══ Bereitgestellter Text ══

Eric Voegelin, geboren am 3. Januar 1901 in Köln, war als politischer Denker von verschiedensten Strömungen beeinflußt. Nicht nur studierte er rechts- und staatswissenschaftliche Theorien in Wien, sondern auch Formen der amerikanischen Philosophie gehörten zu den frühen Einflüssen (Über die Form des amerikanischen Geistes, 1928). Zwischen den stark divergierenden staatsrechtlichen Entwürfen von Hans Kelsen und Othmar Spann ging Voegelin seinen eigenen staatstheoretischen Weg, der in den dreißiger Jahren in der auf den österreichischen Kontext bezogenen Schrift Der autoritäre Staat (1935) gipfelte, bevor Voegelin dann seinem Denken eine andere Richtung gab und mit dem Konzept der „politischen Religionen“ den Versuch unternahm, politische Phänomene mittels religiöser Kategorien zu verstehen. Neben der Auseinandersetzung mit Max Weber spielte auch Carl Schmitt eine Rolle als Bezugspunkt für das staatsrechtliche Denken Voegelins in seinem Frühwerk. Ebenfalls zum Frühwerk gehören zwei ideologiekritische Werke zum Rassegedanken.

═══
══ Daten ══

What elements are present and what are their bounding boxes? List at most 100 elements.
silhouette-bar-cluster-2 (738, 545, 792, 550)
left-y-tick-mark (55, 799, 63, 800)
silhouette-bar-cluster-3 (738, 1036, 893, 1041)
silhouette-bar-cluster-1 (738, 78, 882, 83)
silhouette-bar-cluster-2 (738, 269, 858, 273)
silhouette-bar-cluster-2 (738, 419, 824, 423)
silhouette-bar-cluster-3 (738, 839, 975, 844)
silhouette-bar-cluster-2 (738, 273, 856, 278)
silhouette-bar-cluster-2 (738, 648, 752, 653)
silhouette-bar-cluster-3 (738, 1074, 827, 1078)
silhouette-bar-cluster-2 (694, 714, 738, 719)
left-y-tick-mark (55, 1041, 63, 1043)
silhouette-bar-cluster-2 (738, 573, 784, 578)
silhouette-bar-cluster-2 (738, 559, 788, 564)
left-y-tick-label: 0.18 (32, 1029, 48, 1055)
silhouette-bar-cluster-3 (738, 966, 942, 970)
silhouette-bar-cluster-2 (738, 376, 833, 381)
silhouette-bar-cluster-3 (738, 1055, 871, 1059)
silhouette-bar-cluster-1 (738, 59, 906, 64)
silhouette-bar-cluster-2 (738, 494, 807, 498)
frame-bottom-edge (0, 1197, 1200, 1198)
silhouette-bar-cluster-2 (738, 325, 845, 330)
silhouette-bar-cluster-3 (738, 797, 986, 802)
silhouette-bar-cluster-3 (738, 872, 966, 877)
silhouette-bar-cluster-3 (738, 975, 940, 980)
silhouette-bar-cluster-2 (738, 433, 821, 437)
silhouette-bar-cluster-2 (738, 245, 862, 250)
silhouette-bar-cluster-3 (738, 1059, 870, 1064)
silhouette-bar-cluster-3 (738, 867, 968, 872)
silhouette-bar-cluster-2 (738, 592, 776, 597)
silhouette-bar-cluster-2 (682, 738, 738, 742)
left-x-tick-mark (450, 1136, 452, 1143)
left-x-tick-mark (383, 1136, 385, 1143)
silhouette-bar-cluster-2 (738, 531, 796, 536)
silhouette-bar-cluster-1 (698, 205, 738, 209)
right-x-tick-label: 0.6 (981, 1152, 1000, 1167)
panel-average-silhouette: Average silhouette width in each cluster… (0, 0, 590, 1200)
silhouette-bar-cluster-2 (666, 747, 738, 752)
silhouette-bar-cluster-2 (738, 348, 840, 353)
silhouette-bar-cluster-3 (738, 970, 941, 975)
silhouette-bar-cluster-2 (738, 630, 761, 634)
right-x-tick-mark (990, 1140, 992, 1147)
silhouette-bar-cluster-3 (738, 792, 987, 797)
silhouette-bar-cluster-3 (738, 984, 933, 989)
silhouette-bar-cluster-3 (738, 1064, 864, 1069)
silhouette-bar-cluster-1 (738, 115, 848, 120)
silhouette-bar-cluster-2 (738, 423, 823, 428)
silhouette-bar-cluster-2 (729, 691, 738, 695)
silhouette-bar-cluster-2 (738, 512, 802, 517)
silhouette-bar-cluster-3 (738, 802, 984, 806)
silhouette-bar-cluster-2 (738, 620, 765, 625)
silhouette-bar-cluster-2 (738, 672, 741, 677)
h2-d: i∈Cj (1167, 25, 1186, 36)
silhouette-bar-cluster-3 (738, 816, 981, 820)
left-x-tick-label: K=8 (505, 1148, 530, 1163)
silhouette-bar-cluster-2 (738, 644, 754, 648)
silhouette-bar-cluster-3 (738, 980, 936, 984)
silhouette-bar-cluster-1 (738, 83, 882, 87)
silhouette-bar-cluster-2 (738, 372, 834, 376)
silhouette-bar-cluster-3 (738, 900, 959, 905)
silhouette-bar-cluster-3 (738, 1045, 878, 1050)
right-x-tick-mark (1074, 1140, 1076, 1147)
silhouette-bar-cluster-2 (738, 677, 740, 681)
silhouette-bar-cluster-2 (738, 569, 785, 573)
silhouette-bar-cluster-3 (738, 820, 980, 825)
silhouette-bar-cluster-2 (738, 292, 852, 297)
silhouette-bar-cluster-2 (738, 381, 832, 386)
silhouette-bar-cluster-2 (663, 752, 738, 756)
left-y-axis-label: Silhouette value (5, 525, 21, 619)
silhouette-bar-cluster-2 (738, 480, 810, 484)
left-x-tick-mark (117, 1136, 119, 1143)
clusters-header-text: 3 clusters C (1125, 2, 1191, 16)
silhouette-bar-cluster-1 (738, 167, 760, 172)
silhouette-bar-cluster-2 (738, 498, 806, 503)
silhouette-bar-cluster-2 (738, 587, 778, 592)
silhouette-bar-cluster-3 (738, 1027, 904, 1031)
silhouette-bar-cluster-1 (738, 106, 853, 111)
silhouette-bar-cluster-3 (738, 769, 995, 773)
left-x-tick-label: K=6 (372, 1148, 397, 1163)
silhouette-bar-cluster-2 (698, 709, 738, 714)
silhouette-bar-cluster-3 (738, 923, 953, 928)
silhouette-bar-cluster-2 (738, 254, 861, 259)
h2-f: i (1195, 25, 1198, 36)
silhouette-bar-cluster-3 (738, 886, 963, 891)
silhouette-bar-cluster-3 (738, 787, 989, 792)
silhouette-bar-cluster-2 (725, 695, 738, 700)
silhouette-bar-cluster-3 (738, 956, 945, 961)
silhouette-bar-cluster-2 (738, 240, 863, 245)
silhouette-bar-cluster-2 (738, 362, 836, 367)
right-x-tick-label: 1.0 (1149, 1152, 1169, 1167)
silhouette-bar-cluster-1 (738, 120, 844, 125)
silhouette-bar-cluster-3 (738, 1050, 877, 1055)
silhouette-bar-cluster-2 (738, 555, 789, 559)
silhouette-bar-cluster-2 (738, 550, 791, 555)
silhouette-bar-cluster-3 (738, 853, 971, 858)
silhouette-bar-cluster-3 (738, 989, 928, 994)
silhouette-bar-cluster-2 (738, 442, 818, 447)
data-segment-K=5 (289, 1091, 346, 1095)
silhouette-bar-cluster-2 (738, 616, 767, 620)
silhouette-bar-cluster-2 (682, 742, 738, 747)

═══

**Schriftliche Anweisung A**
In welcher Stadt wurde Eric Voegelin laut dem Text über ihn geboren?
**Schriftliche Anweisung B**
Fahre bitte mit dem Text über Eric Voegelin im Anschluss an seinen letzten Satz fort.

**Endgültige Antwort A**
In Köln.

**Endgültige Antwort B**
Voegelin war ein Denker, der sich nicht leicht in eine Schublade einordnen läßt. Wenig aussagekräftig ist die noch vielfach in Lehrbüchern der Politikwissenschaft anzutreffende Behauptung, Voegelin gehöre zu den Vertretern einer normativ-ontologischen Politikwissenschaft. Die Komplexität seines wandlungsfähigen Denkansatzes, der sich auf eine schier unübersehbare Fülle historisch-politischen und philosophischen Materials bezieht, steht dabei in einer gewissen Spannung zur Neigung Voegelins, übergreifende Theorien bzw. Theoreme zu entwerfen. Insbesondere sein Gnosis-Konzept – Voegelin betrachtete ein großes Spektrum moderner Ideologien als gnostisch – zeigt die analytisch problematische Tendenz zum Sammelbegriff. Dies wirkte sich teilweise negativ auf die ideengeschichtliche Präzision der Theorie-Exegesen Voegelins aus. Sein früherer Lehrer Hans Kelsen kritisierte daher Voegelins Analysemethode in der stark vom Gnosis-Konzept geprägten Neuen Wissenschaft der Politik (1959) scharf, z. B. in bezug auf Hobbes, dem Voegelin eine gnostische Grundkonzeption vorgeworfen hatte. Dennoch läßt sich Voegelins Werk insgesamt als Antwort auf die geistige Unordnung seiner Zeit verstehen, die nicht zuletzt in der Revolte des modernen Menschen gegen das klassisch-christliche Menschenbild gründete. Voegelin übte in verschiedenen Einzelstudien im Rahmen seiner Geschichte der politischen Ideen teils harsche bis vernichtende Kritik an neuzeitlichen Denkern von Thomas Morus, Luther und Calvin über Locke, Rousseau, Hegel, Comte, Bakunin und Marx bis zu Nietzsche, die er mit Formen des sog. pneumapathologischen Bewußtseins in Verbindung brachte.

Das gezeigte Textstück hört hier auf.